▸ **EXERCISE DESCRIPTION**: Retype each entry below, keeping every character the same.

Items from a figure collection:
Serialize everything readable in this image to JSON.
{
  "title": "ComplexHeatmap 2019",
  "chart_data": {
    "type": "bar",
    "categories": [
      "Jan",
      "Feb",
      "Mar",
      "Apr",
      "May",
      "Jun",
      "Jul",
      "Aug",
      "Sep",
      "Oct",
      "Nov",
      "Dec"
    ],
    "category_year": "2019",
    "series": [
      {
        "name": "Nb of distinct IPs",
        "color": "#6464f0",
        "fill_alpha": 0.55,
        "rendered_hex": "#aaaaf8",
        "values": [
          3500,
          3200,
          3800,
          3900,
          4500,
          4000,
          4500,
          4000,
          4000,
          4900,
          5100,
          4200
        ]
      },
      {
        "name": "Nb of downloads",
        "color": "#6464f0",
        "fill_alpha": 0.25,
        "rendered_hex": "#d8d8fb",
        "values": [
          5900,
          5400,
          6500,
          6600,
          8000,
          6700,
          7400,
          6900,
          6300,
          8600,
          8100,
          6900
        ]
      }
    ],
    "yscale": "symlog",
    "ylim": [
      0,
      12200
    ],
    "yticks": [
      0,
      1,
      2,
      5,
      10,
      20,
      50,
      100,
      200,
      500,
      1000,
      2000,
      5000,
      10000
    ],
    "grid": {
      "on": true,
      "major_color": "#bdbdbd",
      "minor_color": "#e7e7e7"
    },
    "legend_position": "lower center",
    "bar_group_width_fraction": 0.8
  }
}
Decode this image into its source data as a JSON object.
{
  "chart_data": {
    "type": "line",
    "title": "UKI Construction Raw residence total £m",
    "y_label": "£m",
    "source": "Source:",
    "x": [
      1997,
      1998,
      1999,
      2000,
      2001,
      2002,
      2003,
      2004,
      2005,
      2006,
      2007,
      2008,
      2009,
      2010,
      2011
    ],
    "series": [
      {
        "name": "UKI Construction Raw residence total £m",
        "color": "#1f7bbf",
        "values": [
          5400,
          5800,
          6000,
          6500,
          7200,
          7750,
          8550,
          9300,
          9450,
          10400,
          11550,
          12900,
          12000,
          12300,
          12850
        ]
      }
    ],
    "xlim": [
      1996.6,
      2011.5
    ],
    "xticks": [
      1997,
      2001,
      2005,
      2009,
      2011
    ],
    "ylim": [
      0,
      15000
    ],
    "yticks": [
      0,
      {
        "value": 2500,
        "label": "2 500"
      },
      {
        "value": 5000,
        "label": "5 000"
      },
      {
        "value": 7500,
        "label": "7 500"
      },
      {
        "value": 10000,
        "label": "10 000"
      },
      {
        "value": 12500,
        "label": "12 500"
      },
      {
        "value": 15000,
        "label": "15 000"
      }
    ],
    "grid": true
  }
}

▸ **SOLUTION TO THIS TASK**:
Serialize everything readable in this image to JSON.
{
  "title": "ComplexHeatmap 2019",
  "chart_data": {
    "type": "bar",
    "categories": [
      "Jan",
      "Feb",
      "Mar",
      "Apr",
      "May",
      "Jun",
      "Jul",
      "Aug",
      "Sep",
      "Oct",
      "Nov",
      "Dec"
    ],
    "category_year": "2019",
    "series": [
      {
        "name": "Nb of distinct IPs",
        "color": "#6464f0",
        "fill_alpha": 0.55,
        "rendered_hex": "#aaaaf8",
        "values": [
          3500,
          3200,
          3800,
          3900,
          4500,
          4000,
          4500,
          4000,
          4000,
          4900,
          5100,
          4200
        ]
      },
      {
        "name": "Nb of downloads",
        "color": "#6464f0",
        "fill_alpha": 0.25,
        "rendered_hex": "#d8d8fb",
        "values": [
          5900,
          5400,
          6500,
          6600,
          8000,
          6700,
          7400,
          6900,
          6300,
          8600,
          8100,
          6900
        ]
      }
    ],
    "yscale": "symlog",
    "ylim": [
      0,
      12200
    ],
    "yticks": [
      0,
      1,
      2,
      5,
      10,
      20,
      50,
      100,
      200,
      500,
      1000,
      2000,
      5000,
      10000
    ],
    "grid": {
      "on": true,
      "major_color": "#bdbdbd",
      "minor_color": "#e7e7e7"
    },
    "legend_position": "lower center",
    "bar_group_width_fraction": 0.8
  }
}
Decode this image into its source data as a JSON object.
{
  "chart_data": {
    "type": "line",
    "title": "UKI Construction Raw residence total £m",
    "y_label": "£m",
    "source": "Source:",
    "x": [
      1997,
      1998,
      1999,
      2000,
      2001,
      2002,
      2003,
      2004,
      2005,
      2006,
      2007,
      2008,
      2009,
      2010,
      2011
    ],
    "series": [
      {
        "name": "UKI Construction Raw residence total £m",
        "color": "#1f7bbf",
        "values": [
          5400,
          5800,
          6000,
          6500,
          7200,
          7750,
          8550,
          9300,
          9450,
          10400,
          11550,
          12900,
          12000,
          12300,
          12850
        ]
      }
    ],
    "xlim": [
      1996.6,
      2011.5
    ],
    "xticks": [
      1997,
      2001,
      2005,
      2009,
      2011
    ],
    "ylim": [
      0,
      15000
    ],
    "yticks": [
      0,
      {
        "value": 2500,
        "label": "2 500"
      },
      {
        "value": 5000,
        "label": "5 000"
      },
      {
        "value": 7500,
        "label": "7 500"
      },
      {
        "value": 10000,
        "label": "10 000"
      },
      {
        "value": 12500,
        "label": "12 500"
      },
      {
        "value": 15000,
        "label": "15 000"
      }
    ],
    "grid": true
  }
}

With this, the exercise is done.